(What to produce)
Print the complete set of entries exactly.

━━━ Task material ━━━

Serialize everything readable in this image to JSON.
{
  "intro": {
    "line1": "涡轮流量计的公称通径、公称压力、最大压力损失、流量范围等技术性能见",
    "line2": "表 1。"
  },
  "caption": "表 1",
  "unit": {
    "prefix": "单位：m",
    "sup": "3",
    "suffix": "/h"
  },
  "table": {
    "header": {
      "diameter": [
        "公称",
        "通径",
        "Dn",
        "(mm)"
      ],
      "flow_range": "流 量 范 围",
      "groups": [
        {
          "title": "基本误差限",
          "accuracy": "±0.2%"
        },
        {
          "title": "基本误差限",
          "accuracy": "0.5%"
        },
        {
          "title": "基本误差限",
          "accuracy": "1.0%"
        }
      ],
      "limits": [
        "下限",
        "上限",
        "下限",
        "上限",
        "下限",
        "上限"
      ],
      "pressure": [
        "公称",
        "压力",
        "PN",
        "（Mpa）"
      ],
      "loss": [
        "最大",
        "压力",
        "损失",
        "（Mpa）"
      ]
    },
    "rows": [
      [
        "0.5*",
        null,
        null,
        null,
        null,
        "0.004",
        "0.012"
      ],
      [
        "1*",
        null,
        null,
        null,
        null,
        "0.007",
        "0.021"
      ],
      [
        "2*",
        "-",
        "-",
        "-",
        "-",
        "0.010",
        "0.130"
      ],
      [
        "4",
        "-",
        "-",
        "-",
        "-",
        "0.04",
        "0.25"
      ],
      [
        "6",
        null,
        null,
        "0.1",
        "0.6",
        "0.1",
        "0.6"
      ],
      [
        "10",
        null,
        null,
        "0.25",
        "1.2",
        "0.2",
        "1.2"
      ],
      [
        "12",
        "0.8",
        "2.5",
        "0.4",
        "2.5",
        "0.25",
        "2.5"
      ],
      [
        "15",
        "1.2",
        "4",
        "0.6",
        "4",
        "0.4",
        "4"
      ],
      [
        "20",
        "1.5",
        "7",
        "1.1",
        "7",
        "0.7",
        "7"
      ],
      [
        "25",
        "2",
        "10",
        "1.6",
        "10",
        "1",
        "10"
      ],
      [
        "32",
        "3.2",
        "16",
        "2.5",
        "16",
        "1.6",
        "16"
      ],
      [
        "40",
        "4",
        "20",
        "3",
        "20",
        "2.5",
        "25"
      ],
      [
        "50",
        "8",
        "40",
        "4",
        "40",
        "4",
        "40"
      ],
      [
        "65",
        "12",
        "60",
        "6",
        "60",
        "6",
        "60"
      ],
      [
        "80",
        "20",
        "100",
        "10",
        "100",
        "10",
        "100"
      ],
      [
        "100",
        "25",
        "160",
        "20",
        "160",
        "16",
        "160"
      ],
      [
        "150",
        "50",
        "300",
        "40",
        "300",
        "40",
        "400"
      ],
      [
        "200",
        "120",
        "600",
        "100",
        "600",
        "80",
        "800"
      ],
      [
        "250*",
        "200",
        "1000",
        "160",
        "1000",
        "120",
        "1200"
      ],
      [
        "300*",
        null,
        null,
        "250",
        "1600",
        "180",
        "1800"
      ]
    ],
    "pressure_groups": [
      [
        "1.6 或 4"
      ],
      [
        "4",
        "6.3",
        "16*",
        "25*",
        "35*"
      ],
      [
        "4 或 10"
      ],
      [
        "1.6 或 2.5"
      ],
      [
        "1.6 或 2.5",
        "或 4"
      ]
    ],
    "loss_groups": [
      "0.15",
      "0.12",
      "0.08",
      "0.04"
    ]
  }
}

━━━

(In response)
Serialize everything readable in this image to JSON.
{
  "intro": {
    "line1": "涡轮流量计的公称通径、公称压力、最大压力损失、流量范围等技术性能见",
    "line2": "表 1。"
  },
  "caption": "表 1",
  "unit": {
    "prefix": "单位：m",
    "sup": "3",
    "suffix": "/h"
  },
  "table": {
    "header": {
      "diameter": [
        "公称",
        "通径",
        "Dn",
        "(mm)"
      ],
      "flow_range": "流 量 范 围",
      "groups": [
        {
          "title": "基本误差限",
          "accuracy": "±0.2%"
        },
        {
          "title": "基本误差限",
          "accuracy": "0.5%"
        },
        {
          "title": "基本误差限",
          "accuracy": "1.0%"
        }
      ],
      "limits": [
        "下限",
        "上限",
        "下限",
        "上限",
        "下限",
        "上限"
      ],
      "pressure": [
        "公称",
        "压力",
        "PN",
        "（Mpa）"
      ],
      "loss": [
        "最大",
        "压力",
        "损失",
        "（Mpa）"
      ]
    },
    "rows": [
      [
        "0.5*",
        null,
        null,
        null,
        null,
        "0.004",
        "0.012"
      ],
      [
        "1*",
        null,
        null,
        null,
        null,
        "0.007",
        "0.021"
      ],
      [
        "2*",
        "-",
        "-",
        "-",
        "-",
        "0.010",
        "0.130"
      ],
      [
        "4",
        "-",
        "-",
        "-",
        "-",
        "0.04",
        "0.25"
      ],
      [
        "6",
        null,
        null,
        "0.1",
        "0.6",
        "0.1",
        "0.6"
      ],
      [
        "10",
        null,
        null,
        "0.25",
        "1.2",
        "0.2",
        "1.2"
      ],
      [
        "12",
        "0.8",
        "2.5",
        "0.4",
        "2.5",
        "0.25",
        "2.5"
      ],
      [
        "15",
        "1.2",
        "4",
        "0.6",
        "4",
        "0.4",
        "4"
      ],
      [
        "20",
        "1.5",
        "7",
        "1.1",
        "7",
        "0.7",
        "7"
      ],
      [
        "25",
        "2",
        "10",
        "1.6",
        "10",
        "1",
        "10"
      ],
      [
        "32",
        "3.2",
        "16",
        "2.5",
        "16",
        "1.6",
        "16"
      ],
      [
        "40",
        "4",
        "20",
        "3",
        "20",
        "2.5",
        "25"
      ],
      [
        "50",
        "8",
        "40",
        "4",
        "40",
        "4",
        "40"
      ],
      [
        "65",
        "12",
        "60",
        "6",
        "60",
        "6",
        "60"
      ],
      [
        "80",
        "20",
        "100",
        "10",
        "100",
        "10",
        "100"
      ],
      [
        "100",
        "25",
        "160",
        "20",
        "160",
        "16",
        "160"
      ],
      [
        "150",
        "50",
        "300",
        "40",
        "300",
        "40",
        "400"
      ],
      [
        "200",
        "120",
        "600",
        "100",
        "600",
        "80",
        "800"
      ],
      [
        "250*",
        "200",
        "1000",
        "160",
        "1000",
        "120",
        "1200"
      ],
      [
        "300*",
        null,
        null,
        "250",
        "1600",
        "180",
        "1800"
      ]
    ],
    "pressure_groups": [
      [
        "1.6 或 4"
      ],
      [
        "4",
        "6.3",
        "16*",
        "25*",
        "35*"
      ],
      [
        "4 或 10"
      ],
      [
        "1.6 或 2.5"
      ],
      [
        "1.6 或 2.5",
        "或 4"
      ]
    ],
    "loss_groups": [
      "0.15",
      "0.12",
      "0.08",
      "0.04"
    ]
  }
}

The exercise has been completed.